● **Problem requirements**: Continue the passage about the Money Works security agreements, starting right after its final sentence.

● **Passage**:

** START **

Under Virginia's version of the Uniform Commercial Code, a security interest is subordinate to the rights of an individual who becomes a lien creditor prior to the perfection of the security interest. See VA. CODE ANN. § 8.9A-317(a)(2) (West 2013). The Bankruptcy Code provides that the Trustee is granted the status of a hypothetical lien creditor in all of the Debtor's property as of the date a debtor files a bankruptcy petition. See 11 U.S.C. § 544(a). Therefore, if the Money Works security agreements were not perfected as of the petition date, the Trustee's interest supersedes that of Money Works and the claim must be treated as unsecured.
"'Security agreement' means an agreement that creates or provides for a security interest." VA. CODE ANN § 8.9A-102(a)(74) (West 2013). "Unless the grant of a security interest is contained in the security agreement, there is no security interest." In re Adirondack Timber Enter., Inc., No. 08-12553, 2010 WL 1741378, at *3 (Bankr. N.D.N.Y. Apr. 28, 2010) (quoting In re Modafferi, 45 B.R. 370, 371 (S.D.N.Y. Jan. 9, 1985)).
The Debtor's security agreements with Money Works only conveyed security interests to Money Works and did not grant security interests to Strategic. "A security agreement executed solely between a debtor and creditor does not grant an affiliate of the creditor a security interest in the collateral." Adirondack Timber, 2010 WL 1741378, at *3 (citing Republic Nat'l Bank of Dall. v. Fitzgerald (In re E.A. Fretz Co.), 565 F.2d 366, 369 (5th Cir. 1978)). In Adirondack Timber, the court reasoned that the grant of a security interest cannot extend to a party that is not actually granted a security interest. Id. The court finds this reasoning persuasive.

** END **

● **Collected data**:
** START **

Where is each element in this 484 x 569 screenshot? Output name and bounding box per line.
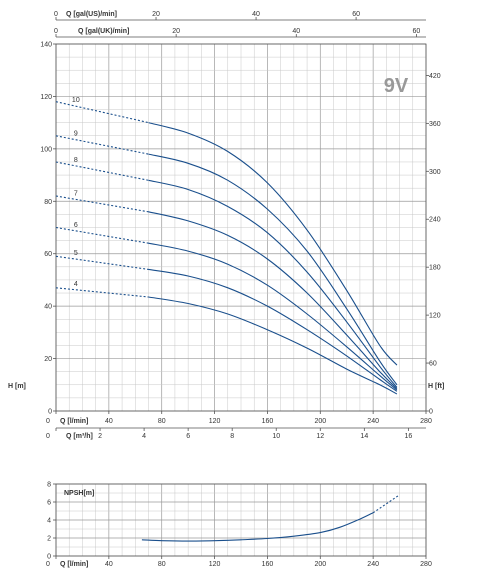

** END **

● **Answer to the exercise**:
The Money Works security agreements only granted security interests to Money Works. Again, the Money Works security agreements stated "to secure . . . obligations to . . . its affiliates or the Funders, . . . [the Debtor] hereby grants to [Money Works] a security interest . . . ." The Money Works agreements and the agreement at issue in Adirondack Timber all included language regarding securing obligations to the secured party and its affiliates. However, similar to the security agreement in Adirondack Timber, the language of the security agreements conveying security interests to Money Works does not reference any entity other than Money Works. The Money Works security agreements do not specifically grant Strategic security interests, nor do they generally grant Money Works' affiliates security interests. Therefore, Strategic did not receive security interests by virtue of the Money Works security agreements, and Strategic's Financing Statement cannot perfect Money Works' security interests because the Money Works security agreements did not convey security interests to Strategic.
At the hearing, counsel for Strategic attempted to distinguish this case from Adirondack Timber because, unlike the parties in Adirondack Timber, Strategic and Money Works are part of a financing syndicate. The court disagrees with Strategic's position that, because Strategic funded the Money Works loans and because Strategic is Money Works' parent company, Strategic is the actual secured party under the Money Works security agreements and its security interests are perfected by the Financing Statement. Money Works issued the loans in its own name and, as addressed above, is the only entity that received security interests in the Money Works security agreements. Strategic did not cite any case law or provision of the Virginia Uniform Commercial Code that supports its argument that the existence of a syndicate financing relationship between it and Money Works extends security interests granted solely to Money Works to Strategic.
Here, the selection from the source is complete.